───── Dataset records

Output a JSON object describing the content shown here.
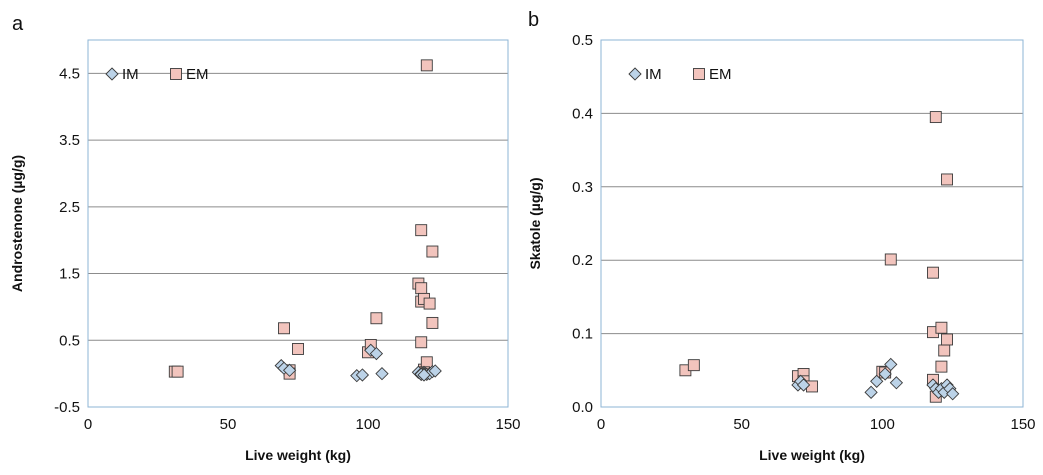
{
  "chart_data": [
    {
      "panel": "a",
      "type": "scatter",
      "xlabel": "Live weight (kg)",
      "ylabel": "Androstenone (µg/g)",
      "xlim": [
        0,
        150
      ],
      "ylim": [
        -0.5,
        5.0
      ],
      "xticks": [
        0,
        50,
        100,
        150
      ],
      "yticks": [
        -0.5,
        0.5,
        1.5,
        2.5,
        3.5,
        4.5
      ],
      "grid": "horizontal",
      "legend": "top-left",
      "colors": {
        "IM": "#bcd3e8",
        "EM": "#f2c4bd",
        "edge": "#3a3a3a",
        "plot_border": "#8eb4d6",
        "grid": "#8c8c8c"
      },
      "series": [
        {
          "name": "IM",
          "marker": "diamond",
          "points": [
            [
              69,
              0.12
            ],
            [
              70,
              0.08
            ],
            [
              72,
              0.05
            ],
            [
              96,
              -0.03
            ],
            [
              98,
              -0.02
            ],
            [
              101,
              0.35
            ],
            [
              103,
              0.3
            ],
            [
              105,
              0.0
            ],
            [
              118,
              0.02
            ],
            [
              119,
              0.0
            ],
            [
              119,
              -0.01
            ],
            [
              120,
              0.02
            ],
            [
              120,
              0.0
            ],
            [
              121,
              -0.01
            ],
            [
              122,
              0.0
            ],
            [
              123,
              0.03
            ],
            [
              124,
              0.04
            ],
            [
              119,
              -0.01
            ],
            [
              120,
              -0.02
            ]
          ]
        },
        {
          "name": "EM",
          "marker": "square",
          "points": [
            [
              31,
              0.03
            ],
            [
              32,
              0.03
            ],
            [
              70,
              0.68
            ],
            [
              72,
              0.05
            ],
            [
              72,
              0.0
            ],
            [
              75,
              0.37
            ],
            [
              100,
              0.32
            ],
            [
              101,
              0.43
            ],
            [
              103,
              0.83
            ],
            [
              118,
              1.35
            ],
            [
              119,
              2.15
            ],
            [
              119,
              1.28
            ],
            [
              119,
              1.08
            ],
            [
              119,
              0.47
            ],
            [
              120,
              1.12
            ],
            [
              120,
              0.06
            ],
            [
              121,
              0.17
            ],
            [
              121,
              4.62
            ],
            [
              122,
              1.05
            ],
            [
              123,
              1.83
            ],
            [
              123,
              0.76
            ],
            [
              120,
              0.02
            ]
          ]
        }
      ]
    },
    {
      "panel": "b",
      "type": "scatter",
      "xlabel": "Live weight (kg)",
      "ylabel": "Skatole (µg/g)",
      "xlim": [
        0,
        150
      ],
      "ylim": [
        0.0,
        0.5
      ],
      "xticks": [
        0,
        50,
        100,
        150
      ],
      "yticks": [
        0.0,
        0.1,
        0.2,
        0.3,
        0.4,
        0.5
      ],
      "ytick_labels": [
        "0.0",
        "0.1",
        "0.2",
        "0.3",
        "0.4",
        "0.5"
      ],
      "grid": "horizontal",
      "legend": "top-left",
      "colors": {
        "IM": "#bcd3e8",
        "EM": "#f2c4bd",
        "edge": "#3a3a3a",
        "plot_border": "#8eb4d6",
        "grid": "#8c8c8c"
      },
      "series": [
        {
          "name": "IM",
          "marker": "diamond",
          "points": [
            [
              70,
              0.03
            ],
            [
              71,
              0.035
            ],
            [
              72,
              0.03
            ],
            [
              96,
              0.02
            ],
            [
              98,
              0.035
            ],
            [
              101,
              0.045
            ],
            [
              103,
              0.058
            ],
            [
              105,
              0.033
            ],
            [
              118,
              0.03
            ],
            [
              119,
              0.025
            ],
            [
              120,
              0.02
            ],
            [
              121,
              0.025
            ],
            [
              122,
              0.02
            ],
            [
              123,
              0.03
            ],
            [
              124,
              0.025
            ],
            [
              125,
              0.018
            ]
          ]
        },
        {
          "name": "EM",
          "marker": "square",
          "points": [
            [
              30,
              0.05
            ],
            [
              33,
              0.057
            ],
            [
              70,
              0.042
            ],
            [
              72,
              0.045
            ],
            [
              72,
              0.035
            ],
            [
              75,
              0.028
            ],
            [
              100,
              0.048
            ],
            [
              101,
              0.047
            ],
            [
              103,
              0.201
            ],
            [
              118,
              0.183
            ],
            [
              118,
              0.037
            ],
            [
              118,
              0.102
            ],
            [
              119,
              0.395
            ],
            [
              119,
              0.014
            ],
            [
              121,
              0.108
            ],
            [
              121,
              0.055
            ],
            [
              122,
              0.077
            ],
            [
              123,
              0.31
            ],
            [
              123,
              0.092
            ]
          ]
        }
      ]
    }
  ]
}
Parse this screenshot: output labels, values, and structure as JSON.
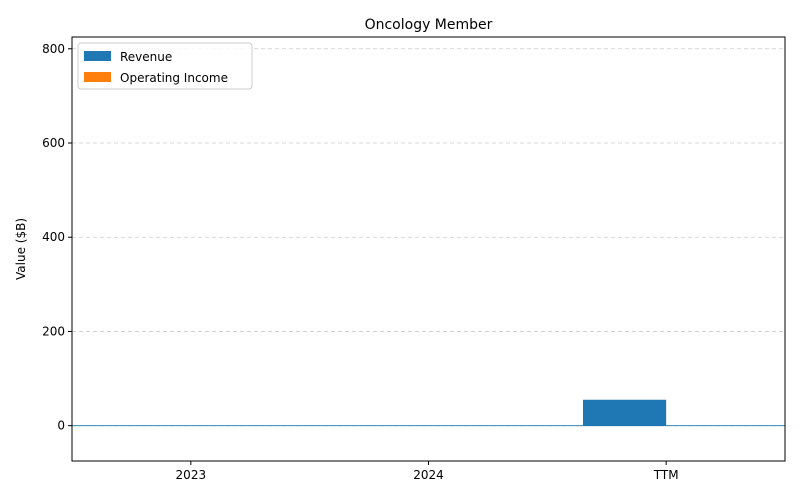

──────────

■ Given task:
In your copy, leave out the pictures and reproduce the material above exactly.

■ Completed task:
Output a JSON object describing the content shown here.
{
  "chart_data": [
    {
      "panel": "a",
      "type": "scatter",
      "xlabel": "Live weight (kg)",
      "ylabel": "Androstenone (µg/g)",
      "xlim": [
        0,
        150
      ],
      "ylim": [
        -0.5,
        5.0
      ],
      "xticks": [
        0,
        50,
        100,
        150
      ],
      "yticks": [
        -0.5,
        0.5,
        1.5,
        2.5,
        3.5,
        4.5
      ],
      "grid": "horizontal",
      "legend": "top-left",
      "colors": {
        "IM": "#bcd3e8",
        "EM": "#f2c4bd",
        "edge": "#3a3a3a",
        "plot_border": "#8eb4d6",
        "grid": "#8c8c8c"
      },
      "series": [
        {
          "name": "IM",
          "marker": "diamond",
          "points": [
            [
              69,
              0.12
            ],
            [
              70,
              0.08
            ],
            [
              72,
              0.05
            ],
            [
              96,
              -0.03
            ],
            [
              98,
              -0.02
            ],
            [
              101,
              0.35
            ],
            [
              103,
              0.3
            ],
            [
              105,
              0.0
            ],
            [
              118,
              0.02
            ],
            [
              119,
              0.0
            ],
            [
              119,
              -0.01
            ],
            [
              120,
              0.02
            ],
            [
              120,
              0.0
            ],
            [
              121,
              -0.01
            ],
            [
              122,
              0.0
            ],
            [
              123,
              0.03
            ],
            [
              124,
              0.04
            ],
            [
              119,
              -0.01
            ],
            [
              120,
              -0.02
            ]
          ]
        },
        {
          "name": "EM",
          "marker": "square",
          "points": [
            [
              31,
              0.03
            ],
            [
              32,
              0.03
            ],
            [
              70,
              0.68
            ],
            [
              72,
              0.05
            ],
            [
              72,
              0.0
            ],
            [
              75,
              0.37
            ],
            [
              100,
              0.32
            ],
            [
              101,
              0.43
            ],
            [
              103,
              0.83
            ],
            [
              118,
              1.35
            ],
            [
              119,
              2.15
            ],
            [
              119,
              1.28
            ],
            [
              119,
              1.08
            ],
            [
              119,
              0.47
            ],
            [
              120,
              1.12
            ],
            [
              120,
              0.06
            ],
            [
              121,
              0.17
            ],
            [
              121,
              4.62
            ],
            [
              122,
              1.05
            ],
            [
              123,
              1.83
            ],
            [
              123,
              0.76
            ],
            [
              120,
              0.02
            ]
          ]
        }
      ]
    },
    {
      "panel": "b",
      "type": "scatter",
      "xlabel": "Live weight (kg)",
      "ylabel": "Skatole (µg/g)",
      "xlim": [
        0,
        150
      ],
      "ylim": [
        0.0,
        0.5
      ],
      "xticks": [
        0,
        50,
        100,
        150
      ],
      "yticks": [
        0.0,
        0.1,
        0.2,
        0.3,
        0.4,
        0.5
      ],
      "ytick_labels": [
        "0.0",
        "0.1",
        "0.2",
        "0.3",
        "0.4",
        "0.5"
      ],
      "grid": "horizontal",
      "legend": "top-left",
      "colors": {
        "IM": "#bcd3e8",
        "EM": "#f2c4bd",
        "edge": "#3a3a3a",
        "plot_border": "#8eb4d6",
        "grid": "#8c8c8c"
      },
      "series": [
        {
          "name": "IM",
          "marker": "diamond",
          "points": [
            [
              70,
              0.03
            ],
            [
              71,
              0.035
            ],
            [
              72,
              0.03
            ],
            [
              96,
              0.02
            ],
            [
              98,
              0.035
            ],
            [
              101,
              0.045
            ],
            [
              103,
              0.058
            ],
            [
              105,
              0.033
            ],
            [
              118,
              0.03
            ],
            [
              119,
              0.025
            ],
            [
              120,
              0.02
            ],
            [
              121,
              0.025
            ],
            [
              122,
              0.02
            ],
            [
              123,
              0.03
            ],
            [
              124,
              0.025
            ],
            [
              125,
              0.018
            ]
          ]
        },
        {
          "name": "EM",
          "marker": "square",
          "points": [
            [
              30,
              0.05
            ],
            [
              33,
              0.057
            ],
            [
              70,
              0.042
            ],
            [
              72,
              0.045
            ],
            [
              72,
              0.035
            ],
            [
              75,
              0.028
            ],
            [
              100,
              0.048
            ],
            [
              101,
              0.047
            ],
            [
              103,
              0.201
            ],
            [
              118,
              0.183
            ],
            [
              118,
              0.037
            ],
            [
              118,
              0.102
            ],
            [
              119,
              0.395
            ],
            [
              119,
              0.014
            ],
            [
              121,
              0.108
            ],
            [
              121,
              0.055
            ],
            [
              122,
              0.077
            ],
            [
              123,
              0.31
            ],
            [
              123,
              0.092
            ]
          ]
        }
      ]
    }
  ]
}
Parse this screenshot: output labels, values, and structure as JSON.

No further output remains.